━━━ INFORMATION GIVEN ━━━
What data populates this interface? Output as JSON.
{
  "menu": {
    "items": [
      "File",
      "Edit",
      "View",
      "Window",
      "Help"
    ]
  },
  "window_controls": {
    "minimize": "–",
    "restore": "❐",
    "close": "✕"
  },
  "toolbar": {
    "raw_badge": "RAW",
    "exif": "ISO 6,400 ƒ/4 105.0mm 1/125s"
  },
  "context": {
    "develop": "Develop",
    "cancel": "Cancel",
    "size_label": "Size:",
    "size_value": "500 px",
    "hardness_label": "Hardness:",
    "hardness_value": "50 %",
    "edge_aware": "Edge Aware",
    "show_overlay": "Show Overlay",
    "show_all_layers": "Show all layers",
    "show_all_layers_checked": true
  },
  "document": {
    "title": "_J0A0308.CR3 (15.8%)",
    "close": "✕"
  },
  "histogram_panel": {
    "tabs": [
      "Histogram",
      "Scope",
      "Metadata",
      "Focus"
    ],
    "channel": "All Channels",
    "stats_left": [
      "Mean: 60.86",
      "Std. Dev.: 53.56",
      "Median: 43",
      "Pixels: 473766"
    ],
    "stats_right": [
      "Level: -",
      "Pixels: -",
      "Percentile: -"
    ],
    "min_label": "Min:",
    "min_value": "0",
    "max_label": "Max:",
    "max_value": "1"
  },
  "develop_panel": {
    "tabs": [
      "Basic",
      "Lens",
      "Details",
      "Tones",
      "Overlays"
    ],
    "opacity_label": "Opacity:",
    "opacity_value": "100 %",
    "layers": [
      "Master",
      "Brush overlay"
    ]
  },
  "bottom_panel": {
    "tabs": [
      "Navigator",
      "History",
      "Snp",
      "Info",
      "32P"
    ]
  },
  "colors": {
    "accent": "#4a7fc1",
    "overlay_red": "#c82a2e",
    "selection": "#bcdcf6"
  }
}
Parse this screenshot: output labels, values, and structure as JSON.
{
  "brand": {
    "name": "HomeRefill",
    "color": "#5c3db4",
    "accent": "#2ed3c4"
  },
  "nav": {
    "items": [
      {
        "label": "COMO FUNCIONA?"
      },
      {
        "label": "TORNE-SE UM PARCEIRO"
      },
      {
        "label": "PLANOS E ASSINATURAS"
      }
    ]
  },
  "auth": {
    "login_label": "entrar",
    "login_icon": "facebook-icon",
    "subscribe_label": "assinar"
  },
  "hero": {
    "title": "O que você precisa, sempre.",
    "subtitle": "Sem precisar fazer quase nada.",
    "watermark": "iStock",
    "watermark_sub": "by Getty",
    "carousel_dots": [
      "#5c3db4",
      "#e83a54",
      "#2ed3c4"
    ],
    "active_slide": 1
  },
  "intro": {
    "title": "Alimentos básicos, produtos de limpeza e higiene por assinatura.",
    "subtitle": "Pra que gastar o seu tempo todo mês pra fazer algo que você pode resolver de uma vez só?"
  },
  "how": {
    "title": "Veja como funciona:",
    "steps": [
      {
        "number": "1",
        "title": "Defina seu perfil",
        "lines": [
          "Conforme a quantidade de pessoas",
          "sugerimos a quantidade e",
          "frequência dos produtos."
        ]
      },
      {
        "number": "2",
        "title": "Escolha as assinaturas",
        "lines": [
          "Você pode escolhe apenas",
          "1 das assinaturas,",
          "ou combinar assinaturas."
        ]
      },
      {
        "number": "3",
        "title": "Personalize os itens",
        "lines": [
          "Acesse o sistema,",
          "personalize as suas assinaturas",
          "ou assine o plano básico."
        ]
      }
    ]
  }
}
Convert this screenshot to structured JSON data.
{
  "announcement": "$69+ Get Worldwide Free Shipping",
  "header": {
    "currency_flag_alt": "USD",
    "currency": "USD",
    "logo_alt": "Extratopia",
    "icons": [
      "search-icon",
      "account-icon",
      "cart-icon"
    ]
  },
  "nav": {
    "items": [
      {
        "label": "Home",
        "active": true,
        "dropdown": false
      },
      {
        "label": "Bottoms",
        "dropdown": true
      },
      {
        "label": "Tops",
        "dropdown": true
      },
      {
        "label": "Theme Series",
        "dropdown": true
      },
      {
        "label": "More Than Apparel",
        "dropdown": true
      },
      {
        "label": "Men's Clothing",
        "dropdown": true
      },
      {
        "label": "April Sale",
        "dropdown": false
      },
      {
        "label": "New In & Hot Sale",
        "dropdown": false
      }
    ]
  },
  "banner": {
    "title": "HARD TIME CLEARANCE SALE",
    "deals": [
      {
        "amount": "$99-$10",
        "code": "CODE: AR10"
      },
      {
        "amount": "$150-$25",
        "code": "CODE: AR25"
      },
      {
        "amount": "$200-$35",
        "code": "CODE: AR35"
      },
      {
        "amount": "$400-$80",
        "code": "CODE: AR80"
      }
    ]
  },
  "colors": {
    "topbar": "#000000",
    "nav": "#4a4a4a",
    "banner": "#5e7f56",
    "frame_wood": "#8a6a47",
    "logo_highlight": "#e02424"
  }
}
━━━
**EXERCISE TASK**
Reproduce each entry from the records above, character for character.

**COMPLETE OUTPUT**
What data populates this interface? Output as JSON.
{
  "menu": {
    "items": [
      "File",
      "Edit",
      "View",
      "Window",
      "Help"
    ]
  },
  "window_controls": {
    "minimize": "–",
    "restore": "❐",
    "close": "✕"
  },
  "toolbar": {
    "raw_badge": "RAW",
    "exif": "ISO 6,400 ƒ/4 105.0mm 1/125s"
  },
  "context": {
    "develop": "Develop",
    "cancel": "Cancel",
    "size_label": "Size:",
    "size_value": "500 px",
    "hardness_label": "Hardness:",
    "hardness_value": "50 %",
    "edge_aware": "Edge Aware",
    "show_overlay": "Show Overlay",
    "show_all_layers": "Show all layers",
    "show_all_layers_checked": true
  },
  "document": {
    "title": "_J0A0308.CR3 (15.8%)",
    "close": "✕"
  },
  "histogram_panel": {
    "tabs": [
      "Histogram",
      "Scope",
      "Metadata",
      "Focus"
    ],
    "channel": "All Channels",
    "stats_left": [
      "Mean: 60.86",
      "Std. Dev.: 53.56",
      "Median: 43",
      "Pixels: 473766"
    ],
    "stats_right": [
      "Level: -",
      "Pixels: -",
      "Percentile: -"
    ],
    "min_label": "Min:",
    "min_value": "0",
    "max_label": "Max:",
    "max_value": "1"
  },
  "develop_panel": {
    "tabs": [
      "Basic",
      "Lens",
      "Details",
      "Tones",
      "Overlays"
    ],
    "opacity_label": "Opacity:",
    "opacity_value": "100 %",
    "layers": [
      "Master",
      "Brush overlay"
    ]
  },
  "bottom_panel": {
    "tabs": [
      "Navigator",
      "History",
      "Snp",
      "Info",
      "32P"
    ]
  },
  "colors": {
    "accent": "#4a7fc1",
    "overlay_red": "#c82a2e",
    "selection": "#bcdcf6"
  }
}
Parse this screenshot: output labels, values, and structure as JSON.
{
  "brand": {
    "name": "HomeRefill",
    "color": "#5c3db4",
    "accent": "#2ed3c4"
  },
  "nav": {
    "items": [
      {
        "label": "COMO FUNCIONA?"
      },
      {
        "label": "TORNE-SE UM PARCEIRO"
      },
      {
        "label": "PLANOS E ASSINATURAS"
      }
    ]
  },
  "auth": {
    "login_label": "entrar",
    "login_icon": "facebook-icon",
    "subscribe_label": "assinar"
  },
  "hero": {
    "title": "O que você precisa, sempre.",
    "subtitle": "Sem precisar fazer quase nada.",
    "watermark": "iStock",
    "watermark_sub": "by Getty",
    "carousel_dots": [
      "#5c3db4",
      "#e83a54",
      "#2ed3c4"
    ],
    "active_slide": 1
  },
  "intro": {
    "title": "Alimentos básicos, produtos de limpeza e higiene por assinatura.",
    "subtitle": "Pra que gastar o seu tempo todo mês pra fazer algo que você pode resolver de uma vez só?"
  },
  "how": {
    "title": "Veja como funciona:",
    "steps": [
      {
        "number": "1",
        "title": "Defina seu perfil",
        "lines": [
          "Conforme a quantidade de pessoas",
          "sugerimos a quantidade e",
          "frequência dos produtos."
        ]
      },
      {
        "number": "2",
        "title": "Escolha as assinaturas",
        "lines": [
          "Você pode escolhe apenas",
          "1 das assinaturas,",
          "ou combinar assinaturas."
        ]
      },
      {
        "number": "3",
        "title": "Personalize os itens",
        "lines": [
          "Acesse o sistema,",
          "personalize as suas assinaturas",
          "ou assine o plano básico."
        ]
      }
    ]
  }
}
Convert this screenshot to structured JSON data.
{
  "announcement": "$69+ Get Worldwide Free Shipping",
  "header": {
    "currency_flag_alt": "USD",
    "currency": "USD",
    "logo_alt": "Extratopia",
    "icons": [
      "search-icon",
      "account-icon",
      "cart-icon"
    ]
  },
  "nav": {
    "items": [
      {
        "label": "Home",
        "active": true,
        "dropdown": false
      },
      {
        "label": "Bottoms",
        "dropdown": true
      },
      {
        "label": "Tops",
        "dropdown": true
      },
      {
        "label": "Theme Series",
        "dropdown": true
      },
      {
        "label": "More Than Apparel",
        "dropdown": true
      },
      {
        "label": "Men's Clothing",
        "dropdown": true
      },
      {
        "label": "April Sale",
        "dropdown": false
      },
      {
        "label": "New In & Hot Sale",
        "dropdown": false
      }
    ]
  },
  "banner": {
    "title": "HARD TIME CLEARANCE SALE",
    "deals": [
      {
        "amount": "$99-$10",
        "code": "CODE: AR10"
      },
      {
        "amount": "$150-$25",
        "code": "CODE: AR25"
      },
      {
        "amount": "$200-$35",
        "code": "CODE: AR35"
      },
      {
        "amount": "$400-$80",
        "code": "CODE: AR80"
      }
    ]
  },
  "colors": {
    "topbar": "#000000",
    "nav": "#4a4a4a",
    "banner": "#5e7f56",
    "frame_wood": "#8a6a47",
    "logo_highlight": "#e02424"
  }
}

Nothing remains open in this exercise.